» PROVIDED DATA:
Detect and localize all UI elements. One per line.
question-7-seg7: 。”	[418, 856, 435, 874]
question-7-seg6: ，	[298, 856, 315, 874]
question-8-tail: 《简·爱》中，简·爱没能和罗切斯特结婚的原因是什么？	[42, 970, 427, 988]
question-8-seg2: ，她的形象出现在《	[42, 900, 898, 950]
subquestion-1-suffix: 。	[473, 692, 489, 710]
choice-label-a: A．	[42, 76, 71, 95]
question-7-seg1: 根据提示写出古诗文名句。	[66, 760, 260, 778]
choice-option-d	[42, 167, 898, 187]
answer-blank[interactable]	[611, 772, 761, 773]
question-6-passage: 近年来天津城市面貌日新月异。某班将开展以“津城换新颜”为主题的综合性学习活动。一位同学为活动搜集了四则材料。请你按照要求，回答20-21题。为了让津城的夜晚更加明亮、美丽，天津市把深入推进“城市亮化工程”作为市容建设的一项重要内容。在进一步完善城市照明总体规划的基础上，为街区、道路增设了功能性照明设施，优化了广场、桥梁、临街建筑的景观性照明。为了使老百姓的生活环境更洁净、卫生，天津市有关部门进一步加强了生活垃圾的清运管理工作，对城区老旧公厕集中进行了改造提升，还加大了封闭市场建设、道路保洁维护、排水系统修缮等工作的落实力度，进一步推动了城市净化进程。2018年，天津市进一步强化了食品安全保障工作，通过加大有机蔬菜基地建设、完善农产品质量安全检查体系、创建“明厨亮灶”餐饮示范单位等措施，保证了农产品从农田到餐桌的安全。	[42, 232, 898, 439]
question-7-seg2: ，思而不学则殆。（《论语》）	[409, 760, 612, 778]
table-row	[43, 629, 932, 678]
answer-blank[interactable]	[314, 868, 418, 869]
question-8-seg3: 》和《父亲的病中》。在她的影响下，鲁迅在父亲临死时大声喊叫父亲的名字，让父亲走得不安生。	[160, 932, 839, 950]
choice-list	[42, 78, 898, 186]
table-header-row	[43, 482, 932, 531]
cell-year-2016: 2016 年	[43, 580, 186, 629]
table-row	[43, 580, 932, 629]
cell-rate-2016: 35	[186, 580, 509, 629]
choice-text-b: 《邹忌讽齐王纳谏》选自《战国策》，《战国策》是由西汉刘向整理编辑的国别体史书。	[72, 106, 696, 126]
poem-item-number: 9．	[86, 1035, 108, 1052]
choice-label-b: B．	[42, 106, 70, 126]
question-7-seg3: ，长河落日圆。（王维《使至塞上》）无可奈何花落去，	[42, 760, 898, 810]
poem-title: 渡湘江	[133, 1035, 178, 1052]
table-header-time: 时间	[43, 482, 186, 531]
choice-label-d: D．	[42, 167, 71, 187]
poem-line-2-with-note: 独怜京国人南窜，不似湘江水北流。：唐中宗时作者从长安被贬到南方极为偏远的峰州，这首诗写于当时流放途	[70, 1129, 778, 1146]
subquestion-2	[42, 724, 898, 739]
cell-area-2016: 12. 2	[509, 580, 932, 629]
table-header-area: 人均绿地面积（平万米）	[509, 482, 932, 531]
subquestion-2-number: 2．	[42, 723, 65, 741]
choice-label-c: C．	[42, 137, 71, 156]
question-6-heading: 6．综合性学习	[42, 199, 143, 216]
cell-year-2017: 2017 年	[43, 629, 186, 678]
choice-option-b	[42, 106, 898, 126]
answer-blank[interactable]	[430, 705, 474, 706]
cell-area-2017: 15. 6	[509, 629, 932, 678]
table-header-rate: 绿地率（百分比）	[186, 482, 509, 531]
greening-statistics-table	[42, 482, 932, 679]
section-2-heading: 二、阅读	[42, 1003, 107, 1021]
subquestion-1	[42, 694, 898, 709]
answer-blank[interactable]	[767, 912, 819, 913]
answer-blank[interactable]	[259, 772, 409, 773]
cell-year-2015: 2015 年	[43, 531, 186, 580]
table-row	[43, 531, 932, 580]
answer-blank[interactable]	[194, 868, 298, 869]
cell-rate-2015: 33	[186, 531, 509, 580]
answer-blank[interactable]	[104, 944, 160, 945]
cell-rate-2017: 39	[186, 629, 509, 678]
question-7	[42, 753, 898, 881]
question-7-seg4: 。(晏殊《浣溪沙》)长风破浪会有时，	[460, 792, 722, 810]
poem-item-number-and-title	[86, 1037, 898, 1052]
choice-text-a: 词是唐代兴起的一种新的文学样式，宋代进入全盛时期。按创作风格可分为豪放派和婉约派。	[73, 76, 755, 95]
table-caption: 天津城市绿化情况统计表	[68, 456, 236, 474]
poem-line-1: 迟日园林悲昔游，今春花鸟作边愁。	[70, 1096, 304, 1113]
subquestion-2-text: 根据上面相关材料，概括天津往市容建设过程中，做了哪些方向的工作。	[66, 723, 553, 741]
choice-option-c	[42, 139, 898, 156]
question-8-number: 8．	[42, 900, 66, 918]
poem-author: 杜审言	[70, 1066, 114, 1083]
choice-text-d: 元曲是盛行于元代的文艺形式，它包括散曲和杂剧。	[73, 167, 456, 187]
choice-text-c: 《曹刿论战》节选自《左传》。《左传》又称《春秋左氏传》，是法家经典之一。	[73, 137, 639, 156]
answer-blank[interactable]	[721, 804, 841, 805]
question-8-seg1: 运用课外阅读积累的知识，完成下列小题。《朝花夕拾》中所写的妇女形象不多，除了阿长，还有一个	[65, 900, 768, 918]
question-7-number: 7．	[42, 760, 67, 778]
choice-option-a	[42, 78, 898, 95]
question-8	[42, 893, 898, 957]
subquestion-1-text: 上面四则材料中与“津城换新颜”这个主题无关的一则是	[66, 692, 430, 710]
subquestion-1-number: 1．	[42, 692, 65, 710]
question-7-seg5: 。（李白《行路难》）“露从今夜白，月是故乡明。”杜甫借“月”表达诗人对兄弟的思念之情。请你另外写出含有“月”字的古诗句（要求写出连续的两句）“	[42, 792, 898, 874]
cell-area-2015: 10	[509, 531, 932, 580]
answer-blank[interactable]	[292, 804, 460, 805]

» WHAT YOU WILL DO: Reproduce all of the rows above without changing anything, one per line and in the same order.

» TASK SOLUTION:
Detect and localize all UI elements. One per line.
question-7-seg7: 。”	[418, 856, 435, 874]
question-7-seg6: ，	[298, 856, 315, 874]
question-8-tail: 《简·爱》中，简·爱没能和罗切斯特结婚的原因是什么？	[42, 970, 427, 988]
question-8-seg2: ，她的形象出现在《	[42, 900, 898, 950]
subquestion-1-suffix: 。	[473, 692, 489, 710]
choice-label-a: A．	[42, 76, 71, 95]
question-7-seg1: 根据提示写出古诗文名句。	[66, 760, 260, 778]
choice-option-d	[42, 167, 898, 187]
answer-blank[interactable]	[611, 772, 761, 773]
question-6-passage: 近年来天津城市面貌日新月异。某班将开展以“津城换新颜”为主题的综合性学习活动。一位同学为活动搜集了四则材料。请你按照要求，回答20-21题。为了让津城的夜晚更加明亮、美丽，天津市把深入推进“城市亮化工程”作为市容建设的一项重要内容。在进一步完善城市照明总体规划的基础上，为街区、道路增设了功能性照明设施，优化了广场、桥梁、临街建筑的景观性照明。为了使老百姓的生活环境更洁净、卫生，天津市有关部门进一步加强了生活垃圾的清运管理工作，对城区老旧公厕集中进行了改造提升，还加大了封闭市场建设、道路保洁维护、排水系统修缮等工作的落实力度，进一步推动了城市净化进程。2018年，天津市进一步强化了食品安全保障工作，通过加大有机蔬菜基地建设、完善农产品质量安全检查体系、创建“明厨亮灶”餐饮示范单位等措施，保证了农产品从农田到餐桌的安全。	[42, 232, 898, 439]
question-7-seg2: ，思而不学则殆。（《论语》）	[409, 760, 612, 778]
table-row	[43, 629, 932, 678]
answer-blank[interactable]	[314, 868, 418, 869]
question-8-seg3: 》和《父亲的病中》。在她的影响下，鲁迅在父亲临死时大声喊叫父亲的名字，让父亲走得不安生。	[160, 932, 839, 950]
choice-list	[42, 78, 898, 186]
table-header-row	[43, 482, 932, 531]
cell-year-2016: 2016 年	[43, 580, 186, 629]
table-row	[43, 580, 932, 629]
cell-rate-2016: 35	[186, 580, 509, 629]
choice-text-b: 《邹忌讽齐王纳谏》选自《战国策》，《战国策》是由西汉刘向整理编辑的国别体史书。	[72, 106, 696, 126]
poem-item-number: 9．	[86, 1035, 108, 1052]
choice-label-b: B．	[42, 106, 70, 126]
question-7-seg3: ，长河落日圆。（王维《使至塞上》）无可奈何花落去，	[42, 760, 898, 810]
poem-title: 渡湘江	[133, 1035, 178, 1052]
table-header-time: 时间	[43, 482, 186, 531]
choice-label-d: D．	[42, 167, 71, 187]
poem-line-2-with-note: 独怜京国人南窜，不似湘江水北流。：唐中宗时作者从长安被贬到南方极为偏远的峰州，这首诗写于当时流放途	[70, 1129, 778, 1146]
subquestion-2	[42, 724, 898, 739]
cell-area-2016: 12. 2	[509, 580, 932, 629]
table-header-area: 人均绿地面积（平万米）	[509, 482, 932, 531]
subquestion-2-number: 2．	[42, 723, 65, 741]
choice-label-c: C．	[42, 137, 71, 156]
question-6-heading: 6．综合性学习	[42, 199, 143, 216]
cell-year-2017: 2017 年	[43, 629, 186, 678]
choice-option-b	[42, 106, 898, 126]
answer-blank[interactable]	[430, 705, 474, 706]
cell-area-2017: 15. 6	[509, 629, 932, 678]
table-header-rate: 绿地率（百分比）	[186, 482, 509, 531]
greening-statistics-table	[42, 482, 932, 679]
section-2-heading: 二、阅读	[42, 1003, 107, 1021]
subquestion-1	[42, 694, 898, 709]
answer-blank[interactable]	[767, 912, 819, 913]
answer-blank[interactable]	[259, 772, 409, 773]
cell-year-2015: 2015 年	[43, 531, 186, 580]
table-row	[43, 531, 932, 580]
answer-blank[interactable]	[194, 868, 298, 869]
cell-rate-2015: 33	[186, 531, 509, 580]
answer-blank[interactable]	[104, 944, 160, 945]
cell-rate-2017: 39	[186, 629, 509, 678]
question-7	[42, 753, 898, 881]
question-7-seg4: 。(晏殊《浣溪沙》)长风破浪会有时，	[460, 792, 722, 810]
poem-item-number-and-title	[86, 1037, 898, 1052]
choice-text-a: 词是唐代兴起的一种新的文学样式，宋代进入全盛时期。按创作风格可分为豪放派和婉约派。	[73, 76, 755, 95]
table-caption: 天津城市绿化情况统计表	[68, 456, 236, 474]
poem-line-1: 迟日园林悲昔游，今春花鸟作边愁。	[70, 1096, 304, 1113]
subquestion-2-text: 根据上面相关材料，概括天津往市容建设过程中，做了哪些方向的工作。	[66, 723, 553, 741]
choice-option-c	[42, 139, 898, 156]
question-8-number: 8．	[42, 900, 66, 918]
poem-author: 杜审言	[70, 1066, 114, 1083]
choice-text-d: 元曲是盛行于元代的文艺形式，它包括散曲和杂剧。	[73, 167, 456, 187]
choice-text-c: 《曹刿论战》节选自《左传》。《左传》又称《春秋左氏传》，是法家经典之一。	[73, 137, 639, 156]
answer-blank[interactable]	[721, 804, 841, 805]
question-8-seg1: 运用课外阅读积累的知识，完成下列小题。《朝花夕拾》中所写的妇女形象不多，除了阿长，还有一个	[65, 900, 768, 918]
question-7-number: 7．	[42, 760, 67, 778]
choice-option-a	[42, 78, 898, 95]
question-8	[42, 893, 898, 957]
subquestion-1-text: 上面四则材料中与“津城换新颜”这个主题无关的一则是	[66, 692, 430, 710]
subquestion-1-number: 1．	[42, 692, 65, 710]
question-7-seg5: 。（李白《行路难》）“露从今夜白，月是故乡明。”杜甫借“月”表达诗人对兄弟的思念之情。请你另外写出含有“月”字的古诗句（要求写出连续的两句）“	[42, 792, 898, 874]
cell-area-2015: 10	[509, 531, 932, 580]
answer-blank[interactable]	[292, 804, 460, 805]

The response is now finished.